- _INSTRUCTIONS TO FOLLOW_
Could you write out every entry exactly as it stands?

######

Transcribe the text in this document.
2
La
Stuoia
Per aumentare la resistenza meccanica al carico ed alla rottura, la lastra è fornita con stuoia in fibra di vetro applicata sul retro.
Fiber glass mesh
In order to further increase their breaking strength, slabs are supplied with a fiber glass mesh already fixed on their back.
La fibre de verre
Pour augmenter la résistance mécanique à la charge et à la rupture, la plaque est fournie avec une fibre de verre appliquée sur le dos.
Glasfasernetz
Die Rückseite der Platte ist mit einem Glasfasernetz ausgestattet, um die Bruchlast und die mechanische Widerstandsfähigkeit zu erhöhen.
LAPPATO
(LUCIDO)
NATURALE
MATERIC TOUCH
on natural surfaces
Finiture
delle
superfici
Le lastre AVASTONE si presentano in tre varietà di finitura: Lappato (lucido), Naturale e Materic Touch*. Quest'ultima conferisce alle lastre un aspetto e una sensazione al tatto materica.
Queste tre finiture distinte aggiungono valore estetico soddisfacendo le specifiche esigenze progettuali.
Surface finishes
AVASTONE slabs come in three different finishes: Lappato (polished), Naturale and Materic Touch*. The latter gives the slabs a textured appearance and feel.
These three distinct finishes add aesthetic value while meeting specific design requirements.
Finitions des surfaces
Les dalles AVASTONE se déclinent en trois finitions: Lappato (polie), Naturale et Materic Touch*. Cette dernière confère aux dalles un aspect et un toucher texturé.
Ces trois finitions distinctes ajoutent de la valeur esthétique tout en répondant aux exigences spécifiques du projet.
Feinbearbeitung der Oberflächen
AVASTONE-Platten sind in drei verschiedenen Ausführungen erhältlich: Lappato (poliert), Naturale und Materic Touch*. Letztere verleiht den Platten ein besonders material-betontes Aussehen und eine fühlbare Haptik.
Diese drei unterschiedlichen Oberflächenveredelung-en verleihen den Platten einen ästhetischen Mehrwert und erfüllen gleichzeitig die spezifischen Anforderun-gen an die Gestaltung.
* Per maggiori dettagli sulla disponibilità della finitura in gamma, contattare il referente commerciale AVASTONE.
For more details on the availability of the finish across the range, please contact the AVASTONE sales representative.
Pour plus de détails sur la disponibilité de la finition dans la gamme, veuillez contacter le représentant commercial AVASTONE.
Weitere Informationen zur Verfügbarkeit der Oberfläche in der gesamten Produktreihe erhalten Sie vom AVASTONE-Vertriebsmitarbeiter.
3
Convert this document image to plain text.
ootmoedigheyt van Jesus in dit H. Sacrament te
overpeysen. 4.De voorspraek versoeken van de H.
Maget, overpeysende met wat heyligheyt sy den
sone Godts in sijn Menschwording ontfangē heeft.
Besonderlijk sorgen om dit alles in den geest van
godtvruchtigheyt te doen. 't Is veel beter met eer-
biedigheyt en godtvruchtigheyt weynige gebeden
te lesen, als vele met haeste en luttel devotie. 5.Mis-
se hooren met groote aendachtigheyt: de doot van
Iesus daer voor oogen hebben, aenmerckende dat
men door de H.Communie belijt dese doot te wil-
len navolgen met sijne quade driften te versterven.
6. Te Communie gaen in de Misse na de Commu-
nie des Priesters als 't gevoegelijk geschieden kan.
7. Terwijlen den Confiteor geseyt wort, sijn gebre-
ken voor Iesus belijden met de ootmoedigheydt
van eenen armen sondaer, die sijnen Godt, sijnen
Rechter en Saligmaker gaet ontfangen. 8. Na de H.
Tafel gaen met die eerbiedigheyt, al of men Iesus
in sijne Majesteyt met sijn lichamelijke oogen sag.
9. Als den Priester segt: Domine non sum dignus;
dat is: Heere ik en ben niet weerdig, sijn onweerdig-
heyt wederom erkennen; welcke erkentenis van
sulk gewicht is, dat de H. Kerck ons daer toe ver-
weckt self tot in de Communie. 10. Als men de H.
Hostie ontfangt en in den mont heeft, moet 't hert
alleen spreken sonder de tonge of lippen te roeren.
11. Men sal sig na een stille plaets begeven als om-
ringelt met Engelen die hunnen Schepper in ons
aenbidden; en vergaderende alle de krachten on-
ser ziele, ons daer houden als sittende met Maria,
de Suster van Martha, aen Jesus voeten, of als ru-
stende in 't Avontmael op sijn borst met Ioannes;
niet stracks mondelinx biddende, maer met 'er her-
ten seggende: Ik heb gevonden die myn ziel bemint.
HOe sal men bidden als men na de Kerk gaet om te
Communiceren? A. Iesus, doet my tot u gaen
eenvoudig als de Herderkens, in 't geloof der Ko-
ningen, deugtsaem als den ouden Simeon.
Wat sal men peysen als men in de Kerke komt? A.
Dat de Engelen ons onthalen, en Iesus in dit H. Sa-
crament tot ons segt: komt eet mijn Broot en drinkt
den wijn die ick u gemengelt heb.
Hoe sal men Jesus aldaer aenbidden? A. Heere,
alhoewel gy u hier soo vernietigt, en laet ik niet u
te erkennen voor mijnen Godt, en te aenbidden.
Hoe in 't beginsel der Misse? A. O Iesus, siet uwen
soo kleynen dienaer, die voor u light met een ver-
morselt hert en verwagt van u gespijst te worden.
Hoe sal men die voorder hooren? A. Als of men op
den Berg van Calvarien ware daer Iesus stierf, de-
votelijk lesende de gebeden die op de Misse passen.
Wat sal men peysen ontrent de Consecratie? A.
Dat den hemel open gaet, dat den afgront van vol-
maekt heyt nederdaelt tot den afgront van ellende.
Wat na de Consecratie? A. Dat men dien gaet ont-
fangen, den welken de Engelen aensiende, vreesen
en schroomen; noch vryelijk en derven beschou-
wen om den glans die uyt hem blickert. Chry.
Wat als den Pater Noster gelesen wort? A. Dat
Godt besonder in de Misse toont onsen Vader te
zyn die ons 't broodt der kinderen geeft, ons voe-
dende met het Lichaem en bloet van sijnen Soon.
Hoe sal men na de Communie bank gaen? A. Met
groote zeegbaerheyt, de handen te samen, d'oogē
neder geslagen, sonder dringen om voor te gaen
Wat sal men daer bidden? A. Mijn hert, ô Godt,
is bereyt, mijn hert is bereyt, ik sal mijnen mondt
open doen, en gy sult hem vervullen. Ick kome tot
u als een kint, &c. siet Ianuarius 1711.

######

- _EXERCISE OUTPUT_
Transcribe the text in this document.
2
La
Stuoia
Per aumentare la resistenza meccanica al carico ed alla rottura, la lastra è fornita con stuoia in fibra di vetro applicata sul retro.
Fiber glass mesh
In order to further increase their breaking strength, slabs are supplied with a fiber glass mesh already fixed on their back.
La fibre de verre
Pour augmenter la résistance mécanique à la charge et à la rupture, la plaque est fournie avec une fibre de verre appliquée sur le dos.
Glasfasernetz
Die Rückseite der Platte ist mit einem Glasfasernetz ausgestattet, um die Bruchlast und die mechanische Widerstandsfähigkeit zu erhöhen.
LAPPATO
(LUCIDO)
NATURALE
MATERIC TOUCH
on natural surfaces
Finiture
delle
superfici
Le lastre AVASTONE si presentano in tre varietà di finitura: Lappato (lucido), Naturale e Materic Touch*. Quest'ultima conferisce alle lastre un aspetto e una sensazione al tatto materica.
Queste tre finiture distinte aggiungono valore estetico soddisfacendo le specifiche esigenze progettuali.
Surface finishes
AVASTONE slabs come in three different finishes: Lappato (polished), Naturale and Materic Touch*. The latter gives the slabs a textured appearance and feel.
These three distinct finishes add aesthetic value while meeting specific design requirements.
Finitions des surfaces
Les dalles AVASTONE se déclinent en trois finitions: Lappato (polie), Naturale et Materic Touch*. Cette dernière confère aux dalles un aspect et un toucher texturé.
Ces trois finitions distinctes ajoutent de la valeur esthétique tout en répondant aux exigences spécifiques du projet.
Feinbearbeitung der Oberflächen
AVASTONE-Platten sind in drei verschiedenen Ausführungen erhältlich: Lappato (poliert), Naturale und Materic Touch*. Letztere verleiht den Platten ein besonders material-betontes Aussehen und eine fühlbare Haptik.
Diese drei unterschiedlichen Oberflächenveredelung-en verleihen den Platten einen ästhetischen Mehrwert und erfüllen gleichzeitig die spezifischen Anforderun-gen an die Gestaltung.
* Per maggiori dettagli sulla disponibilità della finitura in gamma, contattare il referente commerciale AVASTONE.
For more details on the availability of the finish across the range, please contact the AVASTONE sales representative.
Pour plus de détails sur la disponibilité de la finition dans la gamme, veuillez contacter le représentant commercial AVASTONE.
Weitere Informationen zur Verfügbarkeit der Oberfläche in der gesamten Produktreihe erhalten Sie vom AVASTONE-Vertriebsmitarbeiter.
3
Convert this document image to plain text.
ootmoedigheyt van Jesus in dit H. Sacrament te
overpeysen. 4.De voorspraek versoeken van de H.
Maget, overpeysende met wat heyligheyt sy den
sone Godts in sijn Menschwording ontfangē heeft.
Besonderlijk sorgen om dit alles in den geest van
godtvruchtigheyt te doen. 't Is veel beter met eer-
biedigheyt en godtvruchtigheyt weynige gebeden
te lesen, als vele met haeste en luttel devotie. 5.Mis-
se hooren met groote aendachtigheyt: de doot van
Iesus daer voor oogen hebben, aenmerckende dat
men door de H.Communie belijt dese doot te wil-
len navolgen met sijne quade driften te versterven.
6. Te Communie gaen in de Misse na de Commu-
nie des Priesters als 't gevoegelijk geschieden kan.
7. Terwijlen den Confiteor geseyt wort, sijn gebre-
ken voor Iesus belijden met de ootmoedigheydt
van eenen armen sondaer, die sijnen Godt, sijnen
Rechter en Saligmaker gaet ontfangen. 8. Na de H.
Tafel gaen met die eerbiedigheyt, al of men Iesus
in sijne Majesteyt met sijn lichamelijke oogen sag.
9. Als den Priester segt: Domine non sum dignus;
dat is: Heere ik en ben niet weerdig, sijn onweerdig-
heyt wederom erkennen; welcke erkentenis van
sulk gewicht is, dat de H. Kerck ons daer toe ver-
weckt self tot in de Communie. 10. Als men de H.
Hostie ontfangt en in den mont heeft, moet 't hert
alleen spreken sonder de tonge of lippen te roeren.
11. Men sal sig na een stille plaets begeven als om-
ringelt met Engelen die hunnen Schepper in ons
aenbidden; en vergaderende alle de krachten on-
ser ziele, ons daer houden als sittende met Maria,
de Suster van Martha, aen Jesus voeten, of als ru-
stende in 't Avontmael op sijn borst met Ioannes;
niet stracks mondelinx biddende, maer met 'er her-
ten seggende: Ik heb gevonden die myn ziel bemint.
HOe sal men bidden als men na de Kerk gaet om te
Communiceren? A. Iesus, doet my tot u gaen
eenvoudig als de Herderkens, in 't geloof der Ko-
ningen, deugtsaem als den ouden Simeon.
Wat sal men peysen als men in de Kerke komt? A.
Dat de Engelen ons onthalen, en Iesus in dit H. Sa-
crament tot ons segt: komt eet mijn Broot en drinkt
den wijn die ick u gemengelt heb.
Hoe sal men Jesus aldaer aenbidden? A. Heere,
alhoewel gy u hier soo vernietigt, en laet ik niet u
te erkennen voor mijnen Godt, en te aenbidden.
Hoe in 't beginsel der Misse? A. O Iesus, siet uwen
soo kleynen dienaer, die voor u light met een ver-
morselt hert en verwagt van u gespijst te worden.
Hoe sal men die voorder hooren? A. Als of men op
den Berg van Calvarien ware daer Iesus stierf, de-
votelijk lesende de gebeden die op de Misse passen.
Wat sal men peysen ontrent de Consecratie? A.
Dat den hemel open gaet, dat den afgront van vol-
maekt heyt nederdaelt tot den afgront van ellende.
Wat na de Consecratie? A. Dat men dien gaet ont-
fangen, den welken de Engelen aensiende, vreesen
en schroomen; noch vryelijk en derven beschou-
wen om den glans die uyt hem blickert. Chry.
Wat als den Pater Noster gelesen wort? A. Dat
Godt besonder in de Misse toont onsen Vader te
zyn die ons 't broodt der kinderen geeft, ons voe-
dende met het Lichaem en bloet van sijnen Soon.
Hoe sal men na de Communie bank gaen? A. Met
groote zeegbaerheyt, de handen te samen, d'oogē
neder geslagen, sonder dringen om voor te gaen
Wat sal men daer bidden? A. Mijn hert, ô Godt,
is bereyt, mijn hert is bereyt, ik sal mijnen mondt
open doen, en gy sult hem vervullen. Ick kome tot
u als een kint, &c. siet Ianuarius 1711.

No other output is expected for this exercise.